Exercise description: Each line of the material must be returned exactly.
** begin Excerpted data **
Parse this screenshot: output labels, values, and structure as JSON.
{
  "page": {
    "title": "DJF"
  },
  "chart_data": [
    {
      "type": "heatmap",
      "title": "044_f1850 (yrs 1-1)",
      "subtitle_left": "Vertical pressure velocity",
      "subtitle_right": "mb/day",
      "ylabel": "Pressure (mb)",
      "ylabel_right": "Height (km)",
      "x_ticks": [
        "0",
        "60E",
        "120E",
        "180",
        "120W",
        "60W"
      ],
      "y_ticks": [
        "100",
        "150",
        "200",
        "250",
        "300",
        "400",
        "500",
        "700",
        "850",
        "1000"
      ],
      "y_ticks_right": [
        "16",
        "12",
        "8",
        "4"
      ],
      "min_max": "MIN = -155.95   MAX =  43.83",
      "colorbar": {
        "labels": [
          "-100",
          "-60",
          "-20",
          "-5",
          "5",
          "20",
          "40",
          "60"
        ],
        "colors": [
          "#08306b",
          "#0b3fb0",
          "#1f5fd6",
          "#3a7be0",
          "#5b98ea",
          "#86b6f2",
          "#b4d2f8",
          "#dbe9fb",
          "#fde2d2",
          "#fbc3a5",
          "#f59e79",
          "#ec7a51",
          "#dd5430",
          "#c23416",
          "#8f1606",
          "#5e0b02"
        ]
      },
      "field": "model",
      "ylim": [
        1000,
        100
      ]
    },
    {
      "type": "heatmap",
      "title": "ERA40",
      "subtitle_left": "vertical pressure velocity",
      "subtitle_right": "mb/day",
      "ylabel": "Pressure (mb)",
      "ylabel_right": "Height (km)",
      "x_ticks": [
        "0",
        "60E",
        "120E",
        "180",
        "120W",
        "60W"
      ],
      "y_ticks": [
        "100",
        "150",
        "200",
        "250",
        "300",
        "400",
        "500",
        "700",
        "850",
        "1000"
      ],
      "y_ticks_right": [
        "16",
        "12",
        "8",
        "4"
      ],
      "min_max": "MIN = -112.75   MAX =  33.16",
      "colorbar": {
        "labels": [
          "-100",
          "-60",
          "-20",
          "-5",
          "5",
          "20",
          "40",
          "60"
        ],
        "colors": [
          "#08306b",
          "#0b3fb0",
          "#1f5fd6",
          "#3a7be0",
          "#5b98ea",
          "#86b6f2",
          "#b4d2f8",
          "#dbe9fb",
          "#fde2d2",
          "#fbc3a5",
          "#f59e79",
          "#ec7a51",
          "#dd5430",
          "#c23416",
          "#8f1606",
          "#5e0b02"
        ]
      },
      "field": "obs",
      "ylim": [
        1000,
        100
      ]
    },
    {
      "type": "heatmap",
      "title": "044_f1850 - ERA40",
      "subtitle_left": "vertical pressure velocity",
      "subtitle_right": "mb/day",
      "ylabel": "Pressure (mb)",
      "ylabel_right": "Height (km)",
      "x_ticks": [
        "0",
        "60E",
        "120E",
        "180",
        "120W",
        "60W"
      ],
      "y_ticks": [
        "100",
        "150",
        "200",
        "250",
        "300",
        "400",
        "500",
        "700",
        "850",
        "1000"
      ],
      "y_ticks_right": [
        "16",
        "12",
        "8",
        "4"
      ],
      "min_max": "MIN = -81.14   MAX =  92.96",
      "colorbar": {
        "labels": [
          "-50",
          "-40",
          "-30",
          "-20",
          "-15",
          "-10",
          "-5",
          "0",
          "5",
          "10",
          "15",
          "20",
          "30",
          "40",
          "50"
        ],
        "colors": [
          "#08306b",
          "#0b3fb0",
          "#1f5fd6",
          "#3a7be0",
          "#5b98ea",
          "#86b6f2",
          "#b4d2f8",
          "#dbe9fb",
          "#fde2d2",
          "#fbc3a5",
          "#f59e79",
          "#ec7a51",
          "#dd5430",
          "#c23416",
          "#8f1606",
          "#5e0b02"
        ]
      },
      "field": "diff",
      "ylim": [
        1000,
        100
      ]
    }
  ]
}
** end Excerpted data **
Reply to the task:
Parse this screenshot: output labels, values, and structure as JSON.
{
  "page": {
    "title": "DJF"
  },
  "chart_data": [
    {
      "type": "heatmap",
      "title": "044_f1850 (yrs 1-1)",
      "subtitle_left": "Vertical pressure velocity",
      "subtitle_right": "mb/day",
      "ylabel": "Pressure (mb)",
      "ylabel_right": "Height (km)",
      "x_ticks": [
        "0",
        "60E",
        "120E",
        "180",
        "120W",
        "60W"
      ],
      "y_ticks": [
        "100",
        "150",
        "200",
        "250",
        "300",
        "400",
        "500",
        "700",
        "850",
        "1000"
      ],
      "y_ticks_right": [
        "16",
        "12",
        "8",
        "4"
      ],
      "min_max": "MIN = -155.95   MAX =  43.83",
      "colorbar": {
        "labels": [
          "-100",
          "-60",
          "-20",
          "-5",
          "5",
          "20",
          "40",
          "60"
        ],
        "colors": [
          "#08306b",
          "#0b3fb0",
          "#1f5fd6",
          "#3a7be0",
          "#5b98ea",
          "#86b6f2",
          "#b4d2f8",
          "#dbe9fb",
          "#fde2d2",
          "#fbc3a5",
          "#f59e79",
          "#ec7a51",
          "#dd5430",
          "#c23416",
          "#8f1606",
          "#5e0b02"
        ]
      },
      "field": "model",
      "ylim": [
        1000,
        100
      ]
    },
    {
      "type": "heatmap",
      "title": "ERA40",
      "subtitle_left": "vertical pressure velocity",
      "subtitle_right": "mb/day",
      "ylabel": "Pressure (mb)",
      "ylabel_right": "Height (km)",
      "x_ticks": [
        "0",
        "60E",
        "120E",
        "180",
        "120W",
        "60W"
      ],
      "y_ticks": [
        "100",
        "150",
        "200",
        "250",
        "300",
        "400",
        "500",
        "700",
        "850",
        "1000"
      ],
      "y_ticks_right": [
        "16",
        "12",
        "8",
        "4"
      ],
      "min_max": "MIN = -112.75   MAX =  33.16",
      "colorbar": {
        "labels": [
          "-100",
          "-60",
          "-20",
          "-5",
          "5",
          "20",
          "40",
          "60"
        ],
        "colors": [
          "#08306b",
          "#0b3fb0",
          "#1f5fd6",
          "#3a7be0",
          "#5b98ea",
          "#86b6f2",
          "#b4d2f8",
          "#dbe9fb",
          "#fde2d2",
          "#fbc3a5",
          "#f59e79",
          "#ec7a51",
          "#dd5430",
          "#c23416",
          "#8f1606",
          "#5e0b02"
        ]
      },
      "field": "obs",
      "ylim": [
        1000,
        100
      ]
    },
    {
      "type": "heatmap",
      "title": "044_f1850 - ERA40",
      "subtitle_left": "vertical pressure velocity",
      "subtitle_right": "mb/day",
      "ylabel": "Pressure (mb)",
      "ylabel_right": "Height (km)",
      "x_ticks": [
        "0",
        "60E",
        "120E",
        "180",
        "120W",
        "60W"
      ],
      "y_ticks": [
        "100",
        "150",
        "200",
        "250",
        "300",
        "400",
        "500",
        "700",
        "850",
        "1000"
      ],
      "y_ticks_right": [
        "16",
        "12",
        "8",
        "4"
      ],
      "min_max": "MIN = -81.14   MAX =  92.96",
      "colorbar": {
        "labels": [
          "-50",
          "-40",
          "-30",
          "-20",
          "-15",
          "-10",
          "-5",
          "0",
          "5",
          "10",
          "15",
          "20",
          "30",
          "40",
          "50"
        ],
        "colors": [
          "#08306b",
          "#0b3fb0",
          "#1f5fd6",
          "#3a7be0",
          "#5b98ea",
          "#86b6f2",
          "#b4d2f8",
          "#dbe9fb",
          "#fde2d2",
          "#fbc3a5",
          "#f59e79",
          "#ec7a51",
          "#dd5430",
          "#c23416",
          "#8f1606",
          "#5e0b02"
        ]
      },
      "field": "diff",
      "ylim": [
        1000,
        100
      ]
    }
  ]
}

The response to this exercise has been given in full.